◆ Excerpt from a dataset ◆
** START **
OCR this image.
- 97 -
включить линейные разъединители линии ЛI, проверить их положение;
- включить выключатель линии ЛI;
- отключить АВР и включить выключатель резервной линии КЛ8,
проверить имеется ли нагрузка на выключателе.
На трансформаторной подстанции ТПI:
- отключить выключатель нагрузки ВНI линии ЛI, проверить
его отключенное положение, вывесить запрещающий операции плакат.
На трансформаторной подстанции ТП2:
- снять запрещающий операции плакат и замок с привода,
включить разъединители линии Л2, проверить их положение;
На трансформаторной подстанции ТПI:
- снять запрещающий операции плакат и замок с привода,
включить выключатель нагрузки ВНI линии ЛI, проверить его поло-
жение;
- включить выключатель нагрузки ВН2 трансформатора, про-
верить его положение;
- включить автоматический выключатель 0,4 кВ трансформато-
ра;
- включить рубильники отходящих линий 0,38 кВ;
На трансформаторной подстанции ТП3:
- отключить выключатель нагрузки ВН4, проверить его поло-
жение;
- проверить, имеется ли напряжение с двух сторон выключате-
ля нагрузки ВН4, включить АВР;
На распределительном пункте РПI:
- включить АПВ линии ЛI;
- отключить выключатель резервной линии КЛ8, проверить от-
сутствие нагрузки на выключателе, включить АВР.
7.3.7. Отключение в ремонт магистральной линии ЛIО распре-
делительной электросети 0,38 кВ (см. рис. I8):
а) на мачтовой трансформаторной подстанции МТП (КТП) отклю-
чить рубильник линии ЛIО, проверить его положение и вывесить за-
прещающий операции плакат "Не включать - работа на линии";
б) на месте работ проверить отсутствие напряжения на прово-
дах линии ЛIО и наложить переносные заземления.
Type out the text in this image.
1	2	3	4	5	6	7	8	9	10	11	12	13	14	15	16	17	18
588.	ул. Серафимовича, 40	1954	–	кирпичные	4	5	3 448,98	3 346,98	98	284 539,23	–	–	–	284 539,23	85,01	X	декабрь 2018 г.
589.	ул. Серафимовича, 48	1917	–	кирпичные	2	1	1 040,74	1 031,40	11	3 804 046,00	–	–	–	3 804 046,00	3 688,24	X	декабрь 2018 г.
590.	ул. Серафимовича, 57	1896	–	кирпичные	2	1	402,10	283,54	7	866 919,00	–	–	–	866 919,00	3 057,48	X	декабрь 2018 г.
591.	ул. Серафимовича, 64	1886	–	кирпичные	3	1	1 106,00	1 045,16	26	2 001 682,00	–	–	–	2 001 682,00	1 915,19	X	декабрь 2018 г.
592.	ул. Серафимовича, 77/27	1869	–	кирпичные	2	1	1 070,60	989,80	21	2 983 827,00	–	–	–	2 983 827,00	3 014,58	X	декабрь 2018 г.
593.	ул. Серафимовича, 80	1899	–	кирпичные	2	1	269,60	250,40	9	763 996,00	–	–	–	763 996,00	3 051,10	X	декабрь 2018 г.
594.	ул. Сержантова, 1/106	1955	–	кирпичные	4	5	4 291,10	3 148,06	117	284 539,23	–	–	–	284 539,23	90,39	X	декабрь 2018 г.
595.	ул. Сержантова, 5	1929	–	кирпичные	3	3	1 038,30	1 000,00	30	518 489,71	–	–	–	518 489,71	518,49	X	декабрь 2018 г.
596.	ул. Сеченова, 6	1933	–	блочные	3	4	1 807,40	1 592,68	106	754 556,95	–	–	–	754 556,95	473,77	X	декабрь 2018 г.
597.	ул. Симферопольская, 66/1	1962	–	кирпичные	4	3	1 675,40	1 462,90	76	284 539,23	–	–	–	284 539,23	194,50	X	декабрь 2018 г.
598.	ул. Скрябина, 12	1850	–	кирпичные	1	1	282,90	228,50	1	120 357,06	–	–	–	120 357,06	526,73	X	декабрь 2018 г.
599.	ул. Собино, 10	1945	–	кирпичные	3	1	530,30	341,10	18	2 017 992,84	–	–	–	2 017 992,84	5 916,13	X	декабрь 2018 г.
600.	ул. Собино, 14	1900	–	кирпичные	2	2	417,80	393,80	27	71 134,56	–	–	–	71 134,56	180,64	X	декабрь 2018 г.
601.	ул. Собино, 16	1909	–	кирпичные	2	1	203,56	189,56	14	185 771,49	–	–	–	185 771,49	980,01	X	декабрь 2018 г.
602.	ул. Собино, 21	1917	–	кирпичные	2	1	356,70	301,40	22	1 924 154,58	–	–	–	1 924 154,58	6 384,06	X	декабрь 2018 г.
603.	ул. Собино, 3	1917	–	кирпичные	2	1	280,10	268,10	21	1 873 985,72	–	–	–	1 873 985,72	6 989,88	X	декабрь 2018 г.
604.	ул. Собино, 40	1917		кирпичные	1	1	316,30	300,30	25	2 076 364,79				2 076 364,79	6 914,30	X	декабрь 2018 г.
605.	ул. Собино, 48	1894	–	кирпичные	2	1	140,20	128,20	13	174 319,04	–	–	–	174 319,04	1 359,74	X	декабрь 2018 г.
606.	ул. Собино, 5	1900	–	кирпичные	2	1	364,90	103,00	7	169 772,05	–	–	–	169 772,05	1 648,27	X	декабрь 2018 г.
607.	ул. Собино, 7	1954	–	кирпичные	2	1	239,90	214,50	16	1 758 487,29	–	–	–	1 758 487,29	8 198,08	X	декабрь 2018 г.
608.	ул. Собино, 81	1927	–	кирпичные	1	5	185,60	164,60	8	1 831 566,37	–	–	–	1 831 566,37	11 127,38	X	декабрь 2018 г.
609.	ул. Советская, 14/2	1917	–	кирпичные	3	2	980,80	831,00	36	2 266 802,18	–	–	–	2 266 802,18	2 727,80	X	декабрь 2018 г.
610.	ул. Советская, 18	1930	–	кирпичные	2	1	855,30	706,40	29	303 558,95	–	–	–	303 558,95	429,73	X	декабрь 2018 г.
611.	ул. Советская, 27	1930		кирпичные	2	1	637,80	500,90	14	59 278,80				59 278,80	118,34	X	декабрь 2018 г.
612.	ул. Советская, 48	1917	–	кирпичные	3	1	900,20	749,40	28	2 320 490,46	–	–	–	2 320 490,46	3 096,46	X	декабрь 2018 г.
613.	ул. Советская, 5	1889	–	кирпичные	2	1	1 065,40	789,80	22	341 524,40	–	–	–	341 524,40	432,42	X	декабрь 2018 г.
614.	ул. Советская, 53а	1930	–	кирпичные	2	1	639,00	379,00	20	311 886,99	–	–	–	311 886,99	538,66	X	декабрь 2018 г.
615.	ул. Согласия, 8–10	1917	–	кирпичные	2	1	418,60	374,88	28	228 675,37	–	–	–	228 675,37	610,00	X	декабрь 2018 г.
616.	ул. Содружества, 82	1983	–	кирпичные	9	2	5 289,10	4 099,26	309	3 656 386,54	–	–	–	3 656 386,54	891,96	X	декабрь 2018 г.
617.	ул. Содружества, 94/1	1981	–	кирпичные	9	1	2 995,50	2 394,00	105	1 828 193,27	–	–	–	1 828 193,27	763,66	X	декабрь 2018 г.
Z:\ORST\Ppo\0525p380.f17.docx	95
** END **
◆ What is needed ◆
Using the records above, gather all lines where the string "Содружества" is present.

◆ The answer ◆
616.	ул. Содружества, 82	1983	–	кирпичные	9	2	5 289,10	4 099,26	309	3 656 386,54	–	–	–	3 656 386,54	891,96	X	декабрь 2018 г.
617.	ул. Содружества, 94/1	1981	–	кирпичные	9	1	2 995,50	2 394,00	105	1 828 193,27	–	–	–	1 828 193,27	763,66	X	декабрь 2018 г.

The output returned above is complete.